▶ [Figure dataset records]

◇ ◇ ◇ ◇

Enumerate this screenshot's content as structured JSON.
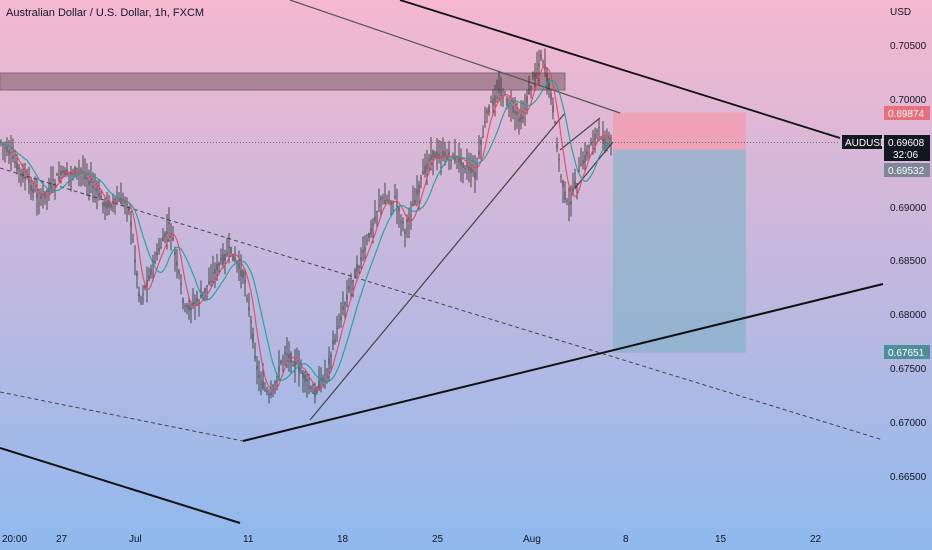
{
  "header": {
    "title": "Australian Dollar / U.S. Dollar, 1h, FXCM",
    "currency": "USD"
  },
  "colors": {
    "bg_top": "#f5b8cf",
    "bg_bottom": "#8fb9ee",
    "candle": "#3a3a3a",
    "ma_fast": "#e0495a",
    "ma_slow": "#1e9e9a",
    "resistance_zone": "#7a5a66",
    "stop_zone": "#f19db3",
    "target_zone": "#7fb0c7",
    "stop_label": "#e8707c",
    "target_label": "#4f8f9b",
    "symbol_label": "#131722"
  },
  "price_axis": {
    "ticks": [
      "0.70500",
      "0.70000",
      "0.69000",
      "0.68500",
      "0.68000",
      "0.67500",
      "0.67000",
      "0.66500"
    ],
    "tick_values": [
      0.705,
      0.7,
      0.69,
      0.685,
      0.68,
      0.675,
      0.67,
      0.665
    ]
  },
  "time_axis": {
    "ticks": [
      "20:00",
      "27",
      "Jul",
      "11",
      "18",
      "25",
      "Aug",
      "8",
      "15",
      "22"
    ]
  },
  "price_labels": {
    "stop": "0.69874",
    "symbol": "AUDUSD",
    "current": "0.69608",
    "countdown": "32:06",
    "entry": "0.69532",
    "target": "0.67651"
  },
  "chart_data": {
    "type": "line",
    "title": "Australian Dollar / U.S. Dollar, 1h, FXCM",
    "ylabel": "USD",
    "ylim": [
      0.6635,
      0.7075
    ],
    "series": [
      {
        "name": "AUDUSD",
        "x": [
          "Jun 23",
          "Jun 27",
          "Jul 1",
          "Jul 5",
          "Jul 8",
          "Jul 11",
          "Jul 14",
          "Jul 18",
          "Jul 21",
          "Jul 25",
          "Jul 28",
          "Aug 1",
          "Aug 3",
          "Aug 5"
        ],
        "values": [
          0.6965,
          0.6945,
          0.6885,
          0.6835,
          0.6855,
          0.6735,
          0.672,
          0.684,
          0.691,
          0.6945,
          0.7005,
          0.7035,
          0.691,
          0.6965
        ]
      }
    ],
    "levels": [
      {
        "label": "stop",
        "value": 0.69874
      },
      {
        "label": "current",
        "value": 0.69608
      },
      {
        "label": "entry",
        "value": 0.69532
      },
      {
        "label": "target",
        "value": 0.67651
      }
    ]
  }
}
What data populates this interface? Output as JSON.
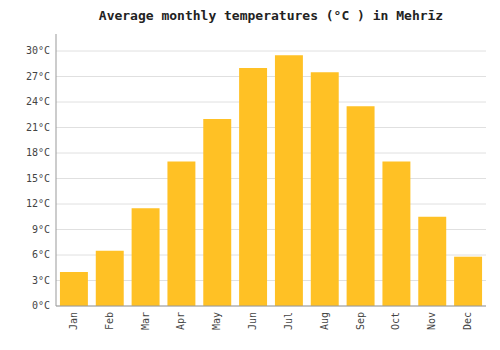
{
  "chart_data": {
    "type": "bar",
    "title": "Average monthly temperatures (°C ) in Mehrīz",
    "categories": [
      "Jan",
      "Feb",
      "Mar",
      "Apr",
      "May",
      "Jun",
      "Jul",
      "Aug",
      "Sep",
      "Oct",
      "Nov",
      "Dec"
    ],
    "values": [
      4.0,
      6.5,
      11.5,
      17.0,
      22.0,
      28.0,
      29.5,
      27.5,
      23.5,
      17.0,
      10.5,
      5.8
    ],
    "color": "#FFC125",
    "ylim": [
      0,
      32
    ],
    "yticks": [
      {
        "value": 0,
        "label": "0°C"
      },
      {
        "value": 3,
        "label": "3°C"
      },
      {
        "value": 6,
        "label": "6°C"
      },
      {
        "value": 9,
        "label": "9°C"
      },
      {
        "value": 12,
        "label": "12°C"
      },
      {
        "value": 15,
        "label": "15°C"
      },
      {
        "value": 18,
        "label": "18°C"
      },
      {
        "value": 21,
        "label": "21°C"
      },
      {
        "value": 24,
        "label": "24°C"
      },
      {
        "value": 27,
        "label": "27°C"
      },
      {
        "value": 30,
        "label": "30°C"
      }
    ],
    "grid": true
  }
}
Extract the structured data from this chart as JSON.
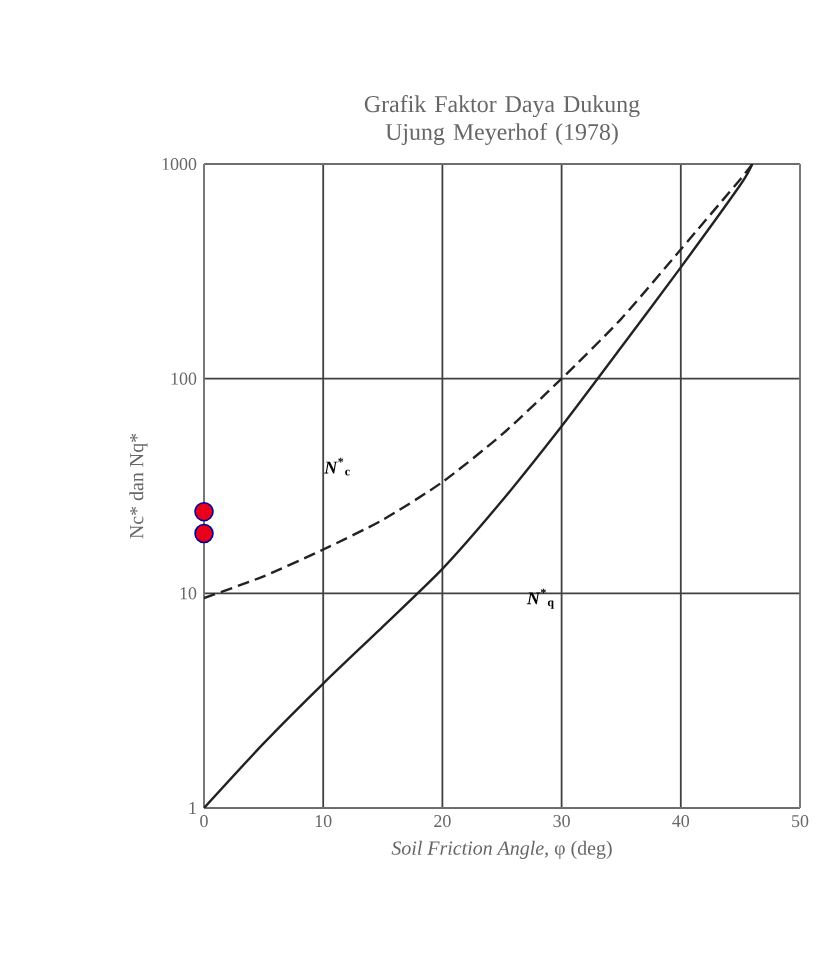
{
  "chart_data": {
    "type": "line",
    "title": "Grafik Faktor Daya Dukung Ujung Meyerhof (1978)",
    "xlabel": "*Soil Friction Angle,* φ (deg)",
    "ylabel": "Nc* dan Nq*",
    "xlim": [
      0,
      50
    ],
    "ylim": [
      1,
      1000
    ],
    "xticks": [
      0,
      10,
      20,
      30,
      40,
      50
    ],
    "yticks": [
      1,
      10,
      100,
      1000
    ],
    "log": "y",
    "grid": true,
    "series": [
      {
        "line_style": "dashed",
        "color": "#222222",
        "x": [
          0,
          5,
          10,
          15,
          20,
          25,
          30,
          35,
          40,
          45,
          46
        ],
        "values": [
          9.5,
          12,
          16,
          22,
          33,
          55,
          100,
          190,
          400,
          850,
          1000
        ]
      },
      {
        "line_style": "solid",
        "color": "#222222",
        "x": [
          0,
          5,
          10,
          15,
          20,
          25,
          30,
          35,
          40,
          45,
          46
        ],
        "values": [
          1,
          2,
          3.8,
          7,
          13,
          27,
          60,
          140,
          330,
          800,
          1000
        ]
      },
      {
        "type": "scatter",
        "marker": "circle",
        "color": "#e8001c",
        "x": [
          0,
          0
        ],
        "values": [
          19,
          24
        ]
      }
    ],
    "annotations": [
      "*N*$^{*}$$_{c}$",
      "*N*$^{*}$$_{q}$"
    ]
  }
}
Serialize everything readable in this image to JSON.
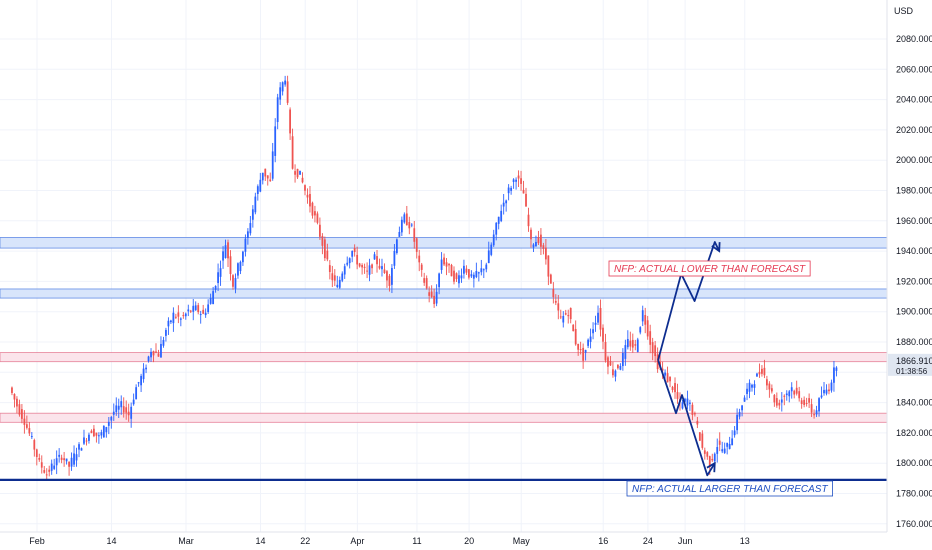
{
  "chart_data": {
    "type": "candlestick",
    "currency_label": "USD",
    "ylim": [
      1750,
      2100
    ],
    "y_ticks": [
      "2080.000",
      "2060.000",
      "2040.000",
      "2020.000",
      "2000.000",
      "1980.000",
      "1960.000",
      "1940.000",
      "1920.000",
      "1900.000",
      "1880.000",
      "1860.000",
      "1840.000",
      "1820.000",
      "1800.000",
      "1780.000",
      "1760.000"
    ],
    "y_tick_values": [
      2080,
      2060,
      2040,
      2020,
      2000,
      1980,
      1960,
      1940,
      1920,
      1900,
      1880,
      1860,
      1840,
      1820,
      1800,
      1780,
      1760
    ],
    "x_ticks": [
      {
        "label": "Feb",
        "index": 0
      },
      {
        "label": "14",
        "index": 10
      },
      {
        "label": "Mar",
        "index": 20
      },
      {
        "label": "14",
        "index": 30
      },
      {
        "label": "22",
        "index": 36
      },
      {
        "label": "Apr",
        "index": 43
      },
      {
        "label": "11",
        "index": 51
      },
      {
        "label": "20",
        "index": 58
      },
      {
        "label": "May",
        "index": 65
      },
      {
        "label": "16",
        "index": 76
      },
      {
        "label": "24",
        "index": 82
      },
      {
        "label": "Jun",
        "index": 87
      },
      {
        "label": "13",
        "index": 95
      }
    ],
    "last_price": "1866.910",
    "countdown": "01:38:56",
    "colors": {
      "up": "#2962ff",
      "down": "#ef5350",
      "blue_zone": "#d6e4fb",
      "blue_zone_border": "#5b86e5",
      "red_zone": "#fbe3ea",
      "red_zone_border": "#e57a93",
      "support_line": "#0d2d8f",
      "arrow": "#0d2d8f",
      "annotation_red": "#e53952",
      "annotation_blue": "#1e4fc2",
      "price_tag": "#dfe6f1"
    },
    "zones": [
      {
        "color": "blue",
        "y_low": 1942,
        "y_high": 1949
      },
      {
        "color": "blue",
        "y_low": 1909,
        "y_high": 1915
      },
      {
        "color": "red",
        "y_low": 1867,
        "y_high": 1873
      },
      {
        "color": "red",
        "y_low": 1827,
        "y_high": 1833
      }
    ],
    "support_level": 1789,
    "annotations": [
      {
        "text": "NFP: ACTUAL LOWER THAN FORECAST",
        "color": "red"
      },
      {
        "text": "NFP: ACTUAL LARGER THAN FORECAST",
        "color": "blue"
      }
    ],
    "up_path": [
      [
        87.4,
        1868
      ],
      [
        90.5,
        1925
      ],
      [
        92.3,
        1907
      ],
      [
        95.0,
        1946
      ],
      [
        95.6,
        1940
      ]
    ],
    "down_path": [
      [
        87.4,
        1868
      ],
      [
        89.8,
        1833
      ],
      [
        90.6,
        1845
      ],
      [
        91.6,
        1829
      ],
      [
        94.0,
        1792
      ],
      [
        95.0,
        1800
      ]
    ],
    "closes": [
      1850,
      1838,
      1828,
      1815,
      1800,
      1793,
      1800,
      1805,
      1798,
      1808,
      1815,
      1822,
      1817,
      1825,
      1834,
      1838,
      1832,
      1850,
      1860,
      1875,
      1872,
      1888,
      1898,
      1895,
      1900,
      1902,
      1898,
      1908,
      1925,
      1945,
      1918,
      1935,
      1952,
      1976,
      1993,
      1985,
      2042,
      2055,
      1995,
      1990,
      1975,
      1962,
      1945,
      1925,
      1916,
      1932,
      1940,
      1930,
      1925,
      1935,
      1928,
      1920,
      1950,
      1962,
      1955,
      1930,
      1915,
      1905,
      1935,
      1928,
      1920,
      1930,
      1922,
      1925,
      1932,
      1950,
      1968,
      1980,
      1990,
      1978,
      1945,
      1948,
      1935,
      1908,
      1895,
      1900,
      1880,
      1870,
      1885,
      1900,
      1870,
      1860,
      1866,
      1880,
      1876,
      1900,
      1880,
      1865,
      1858,
      1850,
      1838,
      1842,
      1830,
      1810,
      1800,
      1812,
      1808,
      1818,
      1835,
      1848,
      1855,
      1862,
      1850,
      1838,
      1845,
      1850,
      1842,
      1840,
      1832,
      1845,
      1850,
      1866
    ]
  },
  "scale": {
    "time_axis": "Feb 14 Mar 14 22 Apr 11 20 May 16 24 Jun 13",
    "price_axis": "USD 2080.000 – 1760.000"
  }
}
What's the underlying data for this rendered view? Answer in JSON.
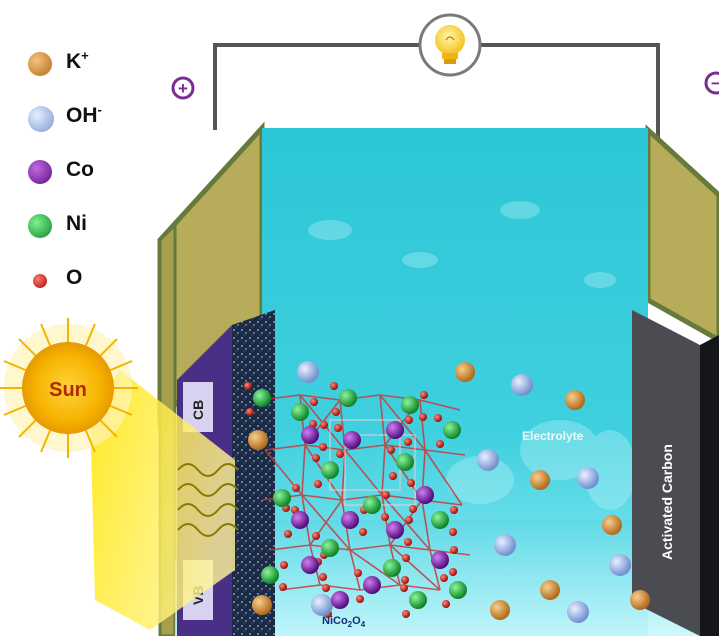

◇ ◇ ◇ ◇

▶ [What to produce] Across the material above, count every line holding "text" and write down only the number.

▶ [Written answer] 2